## Start Records for the task
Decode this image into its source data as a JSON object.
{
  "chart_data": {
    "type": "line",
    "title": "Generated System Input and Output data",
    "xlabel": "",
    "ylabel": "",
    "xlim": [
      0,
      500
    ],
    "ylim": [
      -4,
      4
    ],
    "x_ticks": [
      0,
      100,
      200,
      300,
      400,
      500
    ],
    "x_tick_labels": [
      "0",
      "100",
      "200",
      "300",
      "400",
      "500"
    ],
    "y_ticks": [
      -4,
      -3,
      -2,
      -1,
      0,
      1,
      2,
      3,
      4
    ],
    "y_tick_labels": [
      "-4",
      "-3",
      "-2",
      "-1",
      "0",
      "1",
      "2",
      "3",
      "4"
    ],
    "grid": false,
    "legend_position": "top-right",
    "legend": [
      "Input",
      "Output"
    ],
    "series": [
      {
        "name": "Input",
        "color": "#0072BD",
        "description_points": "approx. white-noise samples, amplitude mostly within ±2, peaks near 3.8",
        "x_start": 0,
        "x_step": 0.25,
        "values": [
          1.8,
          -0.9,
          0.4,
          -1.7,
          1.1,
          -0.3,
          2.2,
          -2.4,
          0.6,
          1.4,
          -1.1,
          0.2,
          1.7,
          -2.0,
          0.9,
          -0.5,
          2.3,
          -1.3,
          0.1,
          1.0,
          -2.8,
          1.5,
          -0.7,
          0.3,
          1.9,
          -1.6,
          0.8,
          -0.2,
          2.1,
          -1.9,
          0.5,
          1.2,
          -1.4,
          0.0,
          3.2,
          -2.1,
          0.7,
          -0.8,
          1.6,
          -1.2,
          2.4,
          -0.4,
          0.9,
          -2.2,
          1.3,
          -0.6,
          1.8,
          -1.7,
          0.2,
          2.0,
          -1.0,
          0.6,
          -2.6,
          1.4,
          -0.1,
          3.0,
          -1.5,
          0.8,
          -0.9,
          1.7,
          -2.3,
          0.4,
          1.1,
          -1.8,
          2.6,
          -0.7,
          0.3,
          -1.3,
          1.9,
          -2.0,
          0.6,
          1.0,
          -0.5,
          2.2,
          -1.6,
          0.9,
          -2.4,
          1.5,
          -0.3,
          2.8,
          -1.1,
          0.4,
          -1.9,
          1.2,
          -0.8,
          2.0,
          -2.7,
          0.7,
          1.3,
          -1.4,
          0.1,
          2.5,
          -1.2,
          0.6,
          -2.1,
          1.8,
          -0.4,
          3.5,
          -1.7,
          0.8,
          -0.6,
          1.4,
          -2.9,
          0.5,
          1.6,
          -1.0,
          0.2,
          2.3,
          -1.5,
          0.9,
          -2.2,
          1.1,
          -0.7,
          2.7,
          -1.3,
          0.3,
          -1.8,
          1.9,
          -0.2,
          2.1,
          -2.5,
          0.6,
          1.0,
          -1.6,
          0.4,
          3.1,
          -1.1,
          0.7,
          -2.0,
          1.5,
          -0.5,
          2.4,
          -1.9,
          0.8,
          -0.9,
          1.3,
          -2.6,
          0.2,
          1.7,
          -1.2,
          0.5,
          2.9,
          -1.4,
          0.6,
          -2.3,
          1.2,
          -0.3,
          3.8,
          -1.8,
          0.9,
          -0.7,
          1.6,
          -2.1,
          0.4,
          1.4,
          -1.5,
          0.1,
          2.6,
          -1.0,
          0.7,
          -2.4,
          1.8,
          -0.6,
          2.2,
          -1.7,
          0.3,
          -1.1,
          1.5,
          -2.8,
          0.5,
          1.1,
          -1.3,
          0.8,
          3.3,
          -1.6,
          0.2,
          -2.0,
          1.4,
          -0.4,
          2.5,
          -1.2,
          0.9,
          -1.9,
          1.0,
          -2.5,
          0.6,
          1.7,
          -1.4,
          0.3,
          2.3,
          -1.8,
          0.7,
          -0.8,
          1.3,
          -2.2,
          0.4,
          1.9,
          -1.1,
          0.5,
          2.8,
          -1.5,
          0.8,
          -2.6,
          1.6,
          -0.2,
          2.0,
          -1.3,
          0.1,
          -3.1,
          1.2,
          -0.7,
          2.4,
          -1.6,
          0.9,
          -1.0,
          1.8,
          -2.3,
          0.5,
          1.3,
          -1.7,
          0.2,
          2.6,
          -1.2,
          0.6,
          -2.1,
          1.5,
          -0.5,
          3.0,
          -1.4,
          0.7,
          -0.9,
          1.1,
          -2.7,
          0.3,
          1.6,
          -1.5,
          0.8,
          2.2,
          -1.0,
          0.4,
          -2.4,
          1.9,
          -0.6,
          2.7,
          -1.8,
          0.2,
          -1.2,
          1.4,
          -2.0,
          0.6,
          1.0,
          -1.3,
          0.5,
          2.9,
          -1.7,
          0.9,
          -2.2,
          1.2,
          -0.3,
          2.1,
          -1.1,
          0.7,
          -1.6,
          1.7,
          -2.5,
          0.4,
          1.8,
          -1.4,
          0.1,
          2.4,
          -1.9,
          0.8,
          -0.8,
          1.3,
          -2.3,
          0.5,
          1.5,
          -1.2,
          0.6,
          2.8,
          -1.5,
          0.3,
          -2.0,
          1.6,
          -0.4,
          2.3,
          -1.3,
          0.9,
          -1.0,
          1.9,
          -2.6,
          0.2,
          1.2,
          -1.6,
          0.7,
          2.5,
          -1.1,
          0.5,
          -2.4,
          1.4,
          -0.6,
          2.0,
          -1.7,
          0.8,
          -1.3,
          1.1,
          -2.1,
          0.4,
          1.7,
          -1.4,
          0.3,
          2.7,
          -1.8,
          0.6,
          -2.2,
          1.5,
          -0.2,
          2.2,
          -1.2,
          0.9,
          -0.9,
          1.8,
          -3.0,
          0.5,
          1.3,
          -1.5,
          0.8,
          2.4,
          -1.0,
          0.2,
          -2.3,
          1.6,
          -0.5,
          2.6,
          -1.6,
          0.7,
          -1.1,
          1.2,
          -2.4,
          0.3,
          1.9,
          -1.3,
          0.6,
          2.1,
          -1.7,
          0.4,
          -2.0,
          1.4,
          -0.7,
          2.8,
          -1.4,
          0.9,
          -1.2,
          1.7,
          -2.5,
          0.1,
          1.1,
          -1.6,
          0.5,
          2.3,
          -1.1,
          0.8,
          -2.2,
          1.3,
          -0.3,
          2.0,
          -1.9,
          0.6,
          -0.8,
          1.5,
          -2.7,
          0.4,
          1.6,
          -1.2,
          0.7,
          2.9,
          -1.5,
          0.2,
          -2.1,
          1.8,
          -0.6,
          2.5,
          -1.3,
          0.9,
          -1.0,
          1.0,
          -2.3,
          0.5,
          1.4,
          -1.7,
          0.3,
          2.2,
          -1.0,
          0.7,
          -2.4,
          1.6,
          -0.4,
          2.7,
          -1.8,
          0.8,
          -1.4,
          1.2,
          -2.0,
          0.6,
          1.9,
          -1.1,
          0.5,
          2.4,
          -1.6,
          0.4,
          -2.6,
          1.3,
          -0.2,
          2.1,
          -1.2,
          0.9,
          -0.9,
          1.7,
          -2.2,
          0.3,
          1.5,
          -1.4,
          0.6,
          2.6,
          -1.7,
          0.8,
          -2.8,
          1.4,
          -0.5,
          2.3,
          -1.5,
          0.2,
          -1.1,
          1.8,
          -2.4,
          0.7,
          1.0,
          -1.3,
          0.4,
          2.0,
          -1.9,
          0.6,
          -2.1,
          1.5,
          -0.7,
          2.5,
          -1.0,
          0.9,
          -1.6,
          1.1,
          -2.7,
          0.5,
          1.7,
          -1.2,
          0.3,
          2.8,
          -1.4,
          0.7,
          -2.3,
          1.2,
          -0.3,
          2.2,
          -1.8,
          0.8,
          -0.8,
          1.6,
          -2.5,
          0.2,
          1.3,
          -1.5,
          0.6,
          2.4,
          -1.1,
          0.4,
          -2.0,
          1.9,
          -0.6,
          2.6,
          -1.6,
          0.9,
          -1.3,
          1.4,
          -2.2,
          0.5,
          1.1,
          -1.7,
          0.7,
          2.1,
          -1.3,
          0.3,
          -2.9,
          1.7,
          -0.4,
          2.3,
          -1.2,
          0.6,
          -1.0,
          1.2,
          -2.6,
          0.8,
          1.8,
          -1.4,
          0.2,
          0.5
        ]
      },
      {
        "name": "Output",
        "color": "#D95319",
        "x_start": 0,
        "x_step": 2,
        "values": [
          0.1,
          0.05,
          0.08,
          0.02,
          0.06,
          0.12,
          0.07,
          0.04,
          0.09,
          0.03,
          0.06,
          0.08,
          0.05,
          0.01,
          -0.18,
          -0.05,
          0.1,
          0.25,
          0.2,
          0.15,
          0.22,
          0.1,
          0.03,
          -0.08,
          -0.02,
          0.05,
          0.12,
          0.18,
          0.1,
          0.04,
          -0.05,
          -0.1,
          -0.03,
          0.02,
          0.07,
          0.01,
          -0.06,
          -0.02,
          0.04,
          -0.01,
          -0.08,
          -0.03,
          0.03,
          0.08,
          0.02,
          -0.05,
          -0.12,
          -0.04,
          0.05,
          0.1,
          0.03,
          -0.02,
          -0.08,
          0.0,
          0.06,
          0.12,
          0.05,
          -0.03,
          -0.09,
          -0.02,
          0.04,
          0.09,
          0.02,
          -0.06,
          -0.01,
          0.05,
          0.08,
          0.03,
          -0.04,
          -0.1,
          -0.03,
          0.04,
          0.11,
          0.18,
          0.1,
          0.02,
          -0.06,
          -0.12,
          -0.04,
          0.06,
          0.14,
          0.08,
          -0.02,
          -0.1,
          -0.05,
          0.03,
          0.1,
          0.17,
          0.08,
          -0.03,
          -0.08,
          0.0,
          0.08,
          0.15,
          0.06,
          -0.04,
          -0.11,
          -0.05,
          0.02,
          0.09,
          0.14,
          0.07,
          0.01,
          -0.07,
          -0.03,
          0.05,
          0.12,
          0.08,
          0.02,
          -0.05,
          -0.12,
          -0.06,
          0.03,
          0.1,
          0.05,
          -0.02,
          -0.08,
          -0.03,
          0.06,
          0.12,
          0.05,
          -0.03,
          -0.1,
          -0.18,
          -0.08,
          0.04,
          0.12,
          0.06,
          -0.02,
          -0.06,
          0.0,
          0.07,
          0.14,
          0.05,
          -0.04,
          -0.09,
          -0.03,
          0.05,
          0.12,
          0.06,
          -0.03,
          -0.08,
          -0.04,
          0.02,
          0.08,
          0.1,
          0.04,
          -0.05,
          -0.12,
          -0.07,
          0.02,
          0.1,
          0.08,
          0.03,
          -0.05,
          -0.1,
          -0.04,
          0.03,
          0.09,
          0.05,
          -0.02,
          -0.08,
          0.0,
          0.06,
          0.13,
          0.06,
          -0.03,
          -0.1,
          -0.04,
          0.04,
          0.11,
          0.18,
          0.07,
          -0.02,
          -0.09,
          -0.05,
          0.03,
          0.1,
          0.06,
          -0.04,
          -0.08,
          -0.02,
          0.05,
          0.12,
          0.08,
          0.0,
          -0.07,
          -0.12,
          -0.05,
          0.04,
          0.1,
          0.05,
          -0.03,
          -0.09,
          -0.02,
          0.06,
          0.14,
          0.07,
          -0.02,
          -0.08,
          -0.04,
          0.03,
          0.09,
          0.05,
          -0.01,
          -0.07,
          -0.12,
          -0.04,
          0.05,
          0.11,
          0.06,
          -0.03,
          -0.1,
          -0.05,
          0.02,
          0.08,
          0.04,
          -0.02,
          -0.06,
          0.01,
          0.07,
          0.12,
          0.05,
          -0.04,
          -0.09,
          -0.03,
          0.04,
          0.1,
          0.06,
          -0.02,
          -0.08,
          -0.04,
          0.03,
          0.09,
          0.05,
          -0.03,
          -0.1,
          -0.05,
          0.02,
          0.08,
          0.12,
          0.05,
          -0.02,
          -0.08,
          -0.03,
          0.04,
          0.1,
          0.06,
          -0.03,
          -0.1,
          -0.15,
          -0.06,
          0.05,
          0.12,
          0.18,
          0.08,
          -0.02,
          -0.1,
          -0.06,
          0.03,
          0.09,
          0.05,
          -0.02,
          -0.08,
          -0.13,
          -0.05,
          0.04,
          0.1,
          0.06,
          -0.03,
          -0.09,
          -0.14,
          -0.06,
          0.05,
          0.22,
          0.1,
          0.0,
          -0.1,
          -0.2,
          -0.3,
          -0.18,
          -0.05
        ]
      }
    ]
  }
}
## End Records for the task
*The task*. In the lines above, find each one with "Output" and list it.

*Result for this exercise*.
    "title": "Generated System Input and Output data",
      "Output"
        "name": "Output",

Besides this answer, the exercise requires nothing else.